Work required >>
All of the data below should be written out exactly.

Excerpts from a figure dataset
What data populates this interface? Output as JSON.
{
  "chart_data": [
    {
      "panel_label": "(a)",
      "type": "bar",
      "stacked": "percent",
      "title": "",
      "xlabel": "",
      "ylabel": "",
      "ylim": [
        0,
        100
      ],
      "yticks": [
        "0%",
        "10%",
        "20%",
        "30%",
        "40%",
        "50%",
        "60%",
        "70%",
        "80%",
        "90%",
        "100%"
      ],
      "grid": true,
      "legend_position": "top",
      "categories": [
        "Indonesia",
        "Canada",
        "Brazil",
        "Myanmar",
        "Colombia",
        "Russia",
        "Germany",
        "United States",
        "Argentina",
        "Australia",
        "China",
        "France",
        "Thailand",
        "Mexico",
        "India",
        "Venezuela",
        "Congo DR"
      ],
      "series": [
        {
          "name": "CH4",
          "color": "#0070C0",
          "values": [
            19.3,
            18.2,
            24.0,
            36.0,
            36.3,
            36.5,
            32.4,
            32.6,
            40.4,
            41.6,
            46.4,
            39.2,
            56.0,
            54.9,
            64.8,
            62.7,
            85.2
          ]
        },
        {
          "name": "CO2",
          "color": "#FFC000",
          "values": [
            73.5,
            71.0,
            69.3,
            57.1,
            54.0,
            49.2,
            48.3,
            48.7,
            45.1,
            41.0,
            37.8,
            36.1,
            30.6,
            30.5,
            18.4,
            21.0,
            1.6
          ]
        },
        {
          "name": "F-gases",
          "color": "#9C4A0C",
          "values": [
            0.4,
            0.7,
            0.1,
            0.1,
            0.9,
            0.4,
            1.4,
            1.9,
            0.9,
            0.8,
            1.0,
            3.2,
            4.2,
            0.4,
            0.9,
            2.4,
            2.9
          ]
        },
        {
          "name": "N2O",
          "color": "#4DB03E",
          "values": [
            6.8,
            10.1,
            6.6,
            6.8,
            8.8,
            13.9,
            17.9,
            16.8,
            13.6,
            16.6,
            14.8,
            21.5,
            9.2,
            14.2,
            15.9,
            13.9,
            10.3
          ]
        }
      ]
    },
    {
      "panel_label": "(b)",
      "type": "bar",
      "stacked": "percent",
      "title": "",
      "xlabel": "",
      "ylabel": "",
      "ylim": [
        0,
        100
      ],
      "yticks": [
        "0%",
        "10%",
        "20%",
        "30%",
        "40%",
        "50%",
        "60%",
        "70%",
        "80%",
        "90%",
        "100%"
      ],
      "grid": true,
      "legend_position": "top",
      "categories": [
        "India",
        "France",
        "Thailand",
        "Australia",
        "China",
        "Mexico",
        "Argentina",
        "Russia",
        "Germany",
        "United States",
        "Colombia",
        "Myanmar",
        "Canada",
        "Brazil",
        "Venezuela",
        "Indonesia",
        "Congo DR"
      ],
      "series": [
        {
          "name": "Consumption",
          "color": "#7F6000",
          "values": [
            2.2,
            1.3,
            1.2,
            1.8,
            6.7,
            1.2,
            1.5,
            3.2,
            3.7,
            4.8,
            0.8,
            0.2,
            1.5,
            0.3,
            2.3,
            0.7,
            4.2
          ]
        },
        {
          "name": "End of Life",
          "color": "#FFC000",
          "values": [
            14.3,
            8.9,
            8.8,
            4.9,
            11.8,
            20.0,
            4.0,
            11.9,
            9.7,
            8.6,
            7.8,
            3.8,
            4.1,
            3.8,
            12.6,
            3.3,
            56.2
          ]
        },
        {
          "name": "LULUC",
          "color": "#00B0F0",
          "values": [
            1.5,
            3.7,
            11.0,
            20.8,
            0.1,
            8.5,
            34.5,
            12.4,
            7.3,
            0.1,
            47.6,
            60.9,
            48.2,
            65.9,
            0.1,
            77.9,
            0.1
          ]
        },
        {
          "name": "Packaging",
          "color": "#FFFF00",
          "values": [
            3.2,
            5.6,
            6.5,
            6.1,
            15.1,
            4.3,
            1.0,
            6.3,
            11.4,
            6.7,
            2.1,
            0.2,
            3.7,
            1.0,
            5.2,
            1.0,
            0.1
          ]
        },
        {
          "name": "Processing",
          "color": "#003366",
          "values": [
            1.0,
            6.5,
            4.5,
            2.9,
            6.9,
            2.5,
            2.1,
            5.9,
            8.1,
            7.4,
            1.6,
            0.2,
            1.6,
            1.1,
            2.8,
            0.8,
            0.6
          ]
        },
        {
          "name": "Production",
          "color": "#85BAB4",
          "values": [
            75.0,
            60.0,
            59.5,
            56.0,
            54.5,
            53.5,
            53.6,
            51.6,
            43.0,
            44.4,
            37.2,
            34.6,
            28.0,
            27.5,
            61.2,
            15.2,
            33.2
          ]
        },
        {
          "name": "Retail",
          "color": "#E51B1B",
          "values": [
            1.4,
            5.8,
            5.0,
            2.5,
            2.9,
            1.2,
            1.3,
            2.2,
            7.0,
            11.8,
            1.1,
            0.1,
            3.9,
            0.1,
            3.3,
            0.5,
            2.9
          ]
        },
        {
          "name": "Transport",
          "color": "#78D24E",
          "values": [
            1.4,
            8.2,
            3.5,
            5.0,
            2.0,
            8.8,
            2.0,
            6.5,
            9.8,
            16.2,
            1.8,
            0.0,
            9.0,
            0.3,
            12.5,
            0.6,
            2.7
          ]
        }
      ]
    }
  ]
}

Task response >>
What data populates this interface? Output as JSON.
{
  "chart_data": [
    {
      "panel_label": "(a)",
      "type": "bar",
      "stacked": "percent",
      "title": "",
      "xlabel": "",
      "ylabel": "",
      "ylim": [
        0,
        100
      ],
      "yticks": [
        "0%",
        "10%",
        "20%",
        "30%",
        "40%",
        "50%",
        "60%",
        "70%",
        "80%",
        "90%",
        "100%"
      ],
      "grid": true,
      "legend_position": "top",
      "categories": [
        "Indonesia",
        "Canada",
        "Brazil",
        "Myanmar",
        "Colombia",
        "Russia",
        "Germany",
        "United States",
        "Argentina",
        "Australia",
        "China",
        "France",
        "Thailand",
        "Mexico",
        "India",
        "Venezuela",
        "Congo DR"
      ],
      "series": [
        {
          "name": "CH4",
          "color": "#0070C0",
          "values": [
            19.3,
            18.2,
            24.0,
            36.0,
            36.3,
            36.5,
            32.4,
            32.6,
            40.4,
            41.6,
            46.4,
            39.2,
            56.0,
            54.9,
            64.8,
            62.7,
            85.2
          ]
        },
        {
          "name": "CO2",
          "color": "#FFC000",
          "values": [
            73.5,
            71.0,
            69.3,
            57.1,
            54.0,
            49.2,
            48.3,
            48.7,
            45.1,
            41.0,
            37.8,
            36.1,
            30.6,
            30.5,
            18.4,
            21.0,
            1.6
          ]
        },
        {
          "name": "F-gases",
          "color": "#9C4A0C",
          "values": [
            0.4,
            0.7,
            0.1,
            0.1,
            0.9,
            0.4,
            1.4,
            1.9,
            0.9,
            0.8,
            1.0,
            3.2,
            4.2,
            0.4,
            0.9,
            2.4,
            2.9
          ]
        },
        {
          "name": "N2O",
          "color": "#4DB03E",
          "values": [
            6.8,
            10.1,
            6.6,
            6.8,
            8.8,
            13.9,
            17.9,
            16.8,
            13.6,
            16.6,
            14.8,
            21.5,
            9.2,
            14.2,
            15.9,
            13.9,
            10.3
          ]
        }
      ]
    },
    {
      "panel_label": "(b)",
      "type": "bar",
      "stacked": "percent",
      "title": "",
      "xlabel": "",
      "ylabel": "",
      "ylim": [
        0,
        100
      ],
      "yticks": [
        "0%",
        "10%",
        "20%",
        "30%",
        "40%",
        "50%",
        "60%",
        "70%",
        "80%",
        "90%",
        "100%"
      ],
      "grid": true,
      "legend_position": "top",
      "categories": [
        "India",
        "France",
        "Thailand",
        "Australia",
        "China",
        "Mexico",
        "Argentina",
        "Russia",
        "Germany",
        "United States",
        "Colombia",
        "Myanmar",
        "Canada",
        "Brazil",
        "Venezuela",
        "Indonesia",
        "Congo DR"
      ],
      "series": [
        {
          "name": "Consumption",
          "color": "#7F6000",
          "values": [
            2.2,
            1.3,
            1.2,
            1.8,
            6.7,
            1.2,
            1.5,
            3.2,
            3.7,
            4.8,
            0.8,
            0.2,
            1.5,
            0.3,
            2.3,
            0.7,
            4.2
          ]
        },
        {
          "name": "End of Life",
          "color": "#FFC000",
          "values": [
            14.3,
            8.9,
            8.8,
            4.9,
            11.8,
            20.0,
            4.0,
            11.9,
            9.7,
            8.6,
            7.8,
            3.8,
            4.1,
            3.8,
            12.6,
            3.3,
            56.2
          ]
        },
        {
          "name": "LULUC",
          "color": "#00B0F0",
          "values": [
            1.5,
            3.7,
            11.0,
            20.8,
            0.1,
            8.5,
            34.5,
            12.4,
            7.3,
            0.1,
            47.6,
            60.9,
            48.2,
            65.9,
            0.1,
            77.9,
            0.1
          ]
        },
        {
          "name": "Packaging",
          "color": "#FFFF00",
          "values": [
            3.2,
            5.6,
            6.5,
            6.1,
            15.1,
            4.3,
            1.0,
            6.3,
            11.4,
            6.7,
            2.1,
            0.2,
            3.7,
            1.0,
            5.2,
            1.0,
            0.1
          ]
        },
        {
          "name": "Processing",
          "color": "#003366",
          "values": [
            1.0,
            6.5,
            4.5,
            2.9,
            6.9,
            2.5,
            2.1,
            5.9,
            8.1,
            7.4,
            1.6,
            0.2,
            1.6,
            1.1,
            2.8,
            0.8,
            0.6
          ]
        },
        {
          "name": "Production",
          "color": "#85BAB4",
          "values": [
            75.0,
            60.0,
            59.5,
            56.0,
            54.5,
            53.5,
            53.6,
            51.6,
            43.0,
            44.4,
            37.2,
            34.6,
            28.0,
            27.5,
            61.2,
            15.2,
            33.2
          ]
        },
        {
          "name": "Retail",
          "color": "#E51B1B",
          "values": [
            1.4,
            5.8,
            5.0,
            2.5,
            2.9,
            1.2,
            1.3,
            2.2,
            7.0,
            11.8,
            1.1,
            0.1,
            3.9,
            0.1,
            3.3,
            0.5,
            2.9
          ]
        },
        {
          "name": "Transport",
          "color": "#78D24E",
          "values": [
            1.4,
            8.2,
            3.5,
            5.0,
            2.0,
            8.8,
            2.0,
            6.5,
            9.8,
            16.2,
            1.8,
            0.0,
            9.0,
            0.3,
            12.5,
            0.6,
            2.7
          ]
        }
      ]
    }
  ]
}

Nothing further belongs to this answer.